Data records:
::::::::

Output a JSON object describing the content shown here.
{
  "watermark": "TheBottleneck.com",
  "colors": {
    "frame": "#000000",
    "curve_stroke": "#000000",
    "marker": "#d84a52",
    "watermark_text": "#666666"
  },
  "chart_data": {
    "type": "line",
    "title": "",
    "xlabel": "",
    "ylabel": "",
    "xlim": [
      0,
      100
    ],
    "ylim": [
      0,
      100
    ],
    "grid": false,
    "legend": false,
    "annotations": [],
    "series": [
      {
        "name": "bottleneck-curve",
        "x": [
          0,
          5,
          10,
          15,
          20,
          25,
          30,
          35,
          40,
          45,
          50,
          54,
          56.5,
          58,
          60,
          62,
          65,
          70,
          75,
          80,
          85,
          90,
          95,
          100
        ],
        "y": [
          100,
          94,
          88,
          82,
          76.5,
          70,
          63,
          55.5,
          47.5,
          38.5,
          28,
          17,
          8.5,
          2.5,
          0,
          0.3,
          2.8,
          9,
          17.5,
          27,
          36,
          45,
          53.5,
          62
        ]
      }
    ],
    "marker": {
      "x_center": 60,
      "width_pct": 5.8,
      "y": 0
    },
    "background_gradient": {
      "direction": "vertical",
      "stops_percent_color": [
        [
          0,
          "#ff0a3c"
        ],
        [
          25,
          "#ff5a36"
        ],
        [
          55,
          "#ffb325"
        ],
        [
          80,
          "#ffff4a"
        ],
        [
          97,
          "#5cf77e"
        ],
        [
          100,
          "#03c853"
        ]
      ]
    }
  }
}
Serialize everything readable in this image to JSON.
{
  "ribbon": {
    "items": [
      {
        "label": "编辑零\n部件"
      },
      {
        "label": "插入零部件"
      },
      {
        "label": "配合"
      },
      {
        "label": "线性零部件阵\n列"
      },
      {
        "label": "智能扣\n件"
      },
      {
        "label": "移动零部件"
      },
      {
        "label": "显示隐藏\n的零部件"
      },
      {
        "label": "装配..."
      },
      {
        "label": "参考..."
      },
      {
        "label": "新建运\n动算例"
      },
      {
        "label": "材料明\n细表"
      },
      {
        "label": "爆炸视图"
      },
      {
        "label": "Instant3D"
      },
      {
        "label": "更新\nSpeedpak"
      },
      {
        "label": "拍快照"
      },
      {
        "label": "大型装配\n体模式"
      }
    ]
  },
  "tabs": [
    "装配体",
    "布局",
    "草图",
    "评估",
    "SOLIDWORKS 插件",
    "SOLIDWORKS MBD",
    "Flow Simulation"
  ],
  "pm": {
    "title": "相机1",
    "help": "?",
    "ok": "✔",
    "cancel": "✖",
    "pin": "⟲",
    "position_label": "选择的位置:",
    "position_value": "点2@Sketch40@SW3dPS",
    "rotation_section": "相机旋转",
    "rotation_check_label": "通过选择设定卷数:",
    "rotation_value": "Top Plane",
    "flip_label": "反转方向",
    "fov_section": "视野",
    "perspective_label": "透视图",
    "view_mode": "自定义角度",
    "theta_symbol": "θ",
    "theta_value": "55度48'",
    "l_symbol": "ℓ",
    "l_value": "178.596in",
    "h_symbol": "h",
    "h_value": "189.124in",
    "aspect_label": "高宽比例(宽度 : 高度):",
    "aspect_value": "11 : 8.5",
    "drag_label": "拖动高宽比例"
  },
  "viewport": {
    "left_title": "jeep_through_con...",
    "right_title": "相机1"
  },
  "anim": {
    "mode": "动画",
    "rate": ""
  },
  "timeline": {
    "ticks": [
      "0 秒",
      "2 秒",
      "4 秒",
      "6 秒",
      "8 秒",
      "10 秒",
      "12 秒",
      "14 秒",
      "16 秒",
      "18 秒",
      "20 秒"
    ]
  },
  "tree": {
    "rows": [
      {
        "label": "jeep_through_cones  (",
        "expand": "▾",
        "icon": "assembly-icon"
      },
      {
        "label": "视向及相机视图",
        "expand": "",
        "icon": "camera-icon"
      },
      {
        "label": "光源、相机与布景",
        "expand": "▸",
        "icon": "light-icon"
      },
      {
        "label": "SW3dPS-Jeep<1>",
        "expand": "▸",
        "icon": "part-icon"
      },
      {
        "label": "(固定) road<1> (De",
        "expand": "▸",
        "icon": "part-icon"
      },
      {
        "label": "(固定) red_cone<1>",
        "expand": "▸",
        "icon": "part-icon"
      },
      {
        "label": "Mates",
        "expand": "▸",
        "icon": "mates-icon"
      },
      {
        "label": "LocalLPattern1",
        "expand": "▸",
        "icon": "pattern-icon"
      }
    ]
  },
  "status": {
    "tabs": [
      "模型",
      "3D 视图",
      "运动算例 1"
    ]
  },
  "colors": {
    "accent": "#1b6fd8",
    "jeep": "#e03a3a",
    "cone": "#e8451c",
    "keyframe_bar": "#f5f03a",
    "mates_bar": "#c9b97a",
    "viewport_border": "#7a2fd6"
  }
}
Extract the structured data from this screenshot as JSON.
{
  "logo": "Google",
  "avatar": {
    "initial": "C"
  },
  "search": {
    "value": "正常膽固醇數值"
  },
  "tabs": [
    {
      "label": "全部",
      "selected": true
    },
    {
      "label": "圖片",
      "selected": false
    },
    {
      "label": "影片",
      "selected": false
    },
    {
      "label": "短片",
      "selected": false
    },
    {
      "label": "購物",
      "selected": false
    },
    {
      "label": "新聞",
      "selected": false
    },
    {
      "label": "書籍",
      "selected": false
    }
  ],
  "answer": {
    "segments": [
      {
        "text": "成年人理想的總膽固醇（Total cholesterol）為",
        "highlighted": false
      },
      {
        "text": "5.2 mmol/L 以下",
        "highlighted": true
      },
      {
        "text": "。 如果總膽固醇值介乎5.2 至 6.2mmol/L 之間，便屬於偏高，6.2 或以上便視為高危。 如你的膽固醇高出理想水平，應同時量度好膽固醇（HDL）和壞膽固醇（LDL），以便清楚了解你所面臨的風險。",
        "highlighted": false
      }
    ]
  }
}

::::::::

Exercise directions: Each line in the material above must be retyped without alteration.

Response to the task:
Output a JSON object describing the content shown here.
{
  "watermark": "TheBottleneck.com",
  "colors": {
    "frame": "#000000",
    "curve_stroke": "#000000",
    "marker": "#d84a52",
    "watermark_text": "#666666"
  },
  "chart_data": {
    "type": "line",
    "title": "",
    "xlabel": "",
    "ylabel": "",
    "xlim": [
      0,
      100
    ],
    "ylim": [
      0,
      100
    ],
    "grid": false,
    "legend": false,
    "annotations": [],
    "series": [
      {
        "name": "bottleneck-curve",
        "x": [
          0,
          5,
          10,
          15,
          20,
          25,
          30,
          35,
          40,
          45,
          50,
          54,
          56.5,
          58,
          60,
          62,
          65,
          70,
          75,
          80,
          85,
          90,
          95,
          100
        ],
        "y": [
          100,
          94,
          88,
          82,
          76.5,
          70,
          63,
          55.5,
          47.5,
          38.5,
          28,
          17,
          8.5,
          2.5,
          0,
          0.3,
          2.8,
          9,
          17.5,
          27,
          36,
          45,
          53.5,
          62
        ]
      }
    ],
    "marker": {
      "x_center": 60,
      "width_pct": 5.8,
      "y": 0
    },
    "background_gradient": {
      "direction": "vertical",
      "stops_percent_color": [
        [
          0,
          "#ff0a3c"
        ],
        [
          25,
          "#ff5a36"
        ],
        [
          55,
          "#ffb325"
        ],
        [
          80,
          "#ffff4a"
        ],
        [
          97,
          "#5cf77e"
        ],
        [
          100,
          "#03c853"
        ]
      ]
    }
  }
}
Serialize everything readable in this image to JSON.
{
  "ribbon": {
    "items": [
      {
        "label": "编辑零\n部件"
      },
      {
        "label": "插入零部件"
      },
      {
        "label": "配合"
      },
      {
        "label": "线性零部件阵\n列"
      },
      {
        "label": "智能扣\n件"
      },
      {
        "label": "移动零部件"
      },
      {
        "label": "显示隐藏\n的零部件"
      },
      {
        "label": "装配..."
      },
      {
        "label": "参考..."
      },
      {
        "label": "新建运\n动算例"
      },
      {
        "label": "材料明\n细表"
      },
      {
        "label": "爆炸视图"
      },
      {
        "label": "Instant3D"
      },
      {
        "label": "更新\nSpeedpak"
      },
      {
        "label": "拍快照"
      },
      {
        "label": "大型装配\n体模式"
      }
    ]
  },
  "tabs": [
    "装配体",
    "布局",
    "草图",
    "评估",
    "SOLIDWORKS 插件",
    "SOLIDWORKS MBD",
    "Flow Simulation"
  ],
  "pm": {
    "title": "相机1",
    "help": "?",
    "ok": "✔",
    "cancel": "✖",
    "pin": "⟲",
    "position_label": "选择的位置:",
    "position_value": "点2@Sketch40@SW3dPS",
    "rotation_section": "相机旋转",
    "rotation_check_label": "通过选择设定卷数:",
    "rotation_value": "Top Plane",
    "flip_label": "反转方向",
    "fov_section": "视野",
    "perspective_label": "透视图",
    "view_mode": "自定义角度",
    "theta_symbol": "θ",
    "theta_value": "55度48'",
    "l_symbol": "ℓ",
    "l_value": "178.596in",
    "h_symbol": "h",
    "h_value": "189.124in",
    "aspect_label": "高宽比例(宽度 : 高度):",
    "aspect_value": "11 : 8.5",
    "drag_label": "拖动高宽比例"
  },
  "viewport": {
    "left_title": "jeep_through_con...",
    "right_title": "相机1"
  },
  "anim": {
    "mode": "动画",
    "rate": ""
  },
  "timeline": {
    "ticks": [
      "0 秒",
      "2 秒",
      "4 秒",
      "6 秒",
      "8 秒",
      "10 秒",
      "12 秒",
      "14 秒",
      "16 秒",
      "18 秒",
      "20 秒"
    ]
  },
  "tree": {
    "rows": [
      {
        "label": "jeep_through_cones  (",
        "expand": "▾",
        "icon": "assembly-icon"
      },
      {
        "label": "视向及相机视图",
        "expand": "",
        "icon": "camera-icon"
      },
      {
        "label": "光源、相机与布景",
        "expand": "▸",
        "icon": "light-icon"
      },
      {
        "label": "SW3dPS-Jeep<1>",
        "expand": "▸",
        "icon": "part-icon"
      },
      {
        "label": "(固定) road<1> (De",
        "expand": "▸",
        "icon": "part-icon"
      },
      {
        "label": "(固定) red_cone<1>",
        "expand": "▸",
        "icon": "part-icon"
      },
      {
        "label": "Mates",
        "expand": "▸",
        "icon": "mates-icon"
      },
      {
        "label": "LocalLPattern1",
        "expand": "▸",
        "icon": "pattern-icon"
      }
    ]
  },
  "status": {
    "tabs": [
      "模型",
      "3D 视图",
      "运动算例 1"
    ]
  },
  "colors": {
    "accent": "#1b6fd8",
    "jeep": "#e03a3a",
    "cone": "#e8451c",
    "keyframe_bar": "#f5f03a",
    "mates_bar": "#c9b97a",
    "viewport_border": "#7a2fd6"
  }
}
Extract the structured data from this screenshot as JSON.
{
  "logo": "Google",
  "avatar": {
    "initial": "C"
  },
  "search": {
    "value": "正常膽固醇數值"
  },
  "tabs": [
    {
      "label": "全部",
      "selected": true
    },
    {
      "label": "圖片",
      "selected": false
    },
    {
      "label": "影片",
      "selected": false
    },
    {
      "label": "短片",
      "selected": false
    },
    {
      "label": "購物",
      "selected": false
    },
    {
      "label": "新聞",
      "selected": false
    },
    {
      "label": "書籍",
      "selected": false
    }
  ],
  "answer": {
    "segments": [
      {
        "text": "成年人理想的總膽固醇（Total cholesterol）為",
        "highlighted": false
      },
      {
        "text": "5.2 mmol/L 以下",
        "highlighted": true
      },
      {
        "text": "。 如果總膽固醇值介乎5.2 至 6.2mmol/L 之間，便屬於偏高，6.2 或以上便視為高危。 如你的膽固醇高出理想水平，應同時量度好膽固醇（HDL）和壞膽固醇（LDL），以便清楚了解你所面臨的風險。",
        "highlighted": false
      }
    ]
  }
}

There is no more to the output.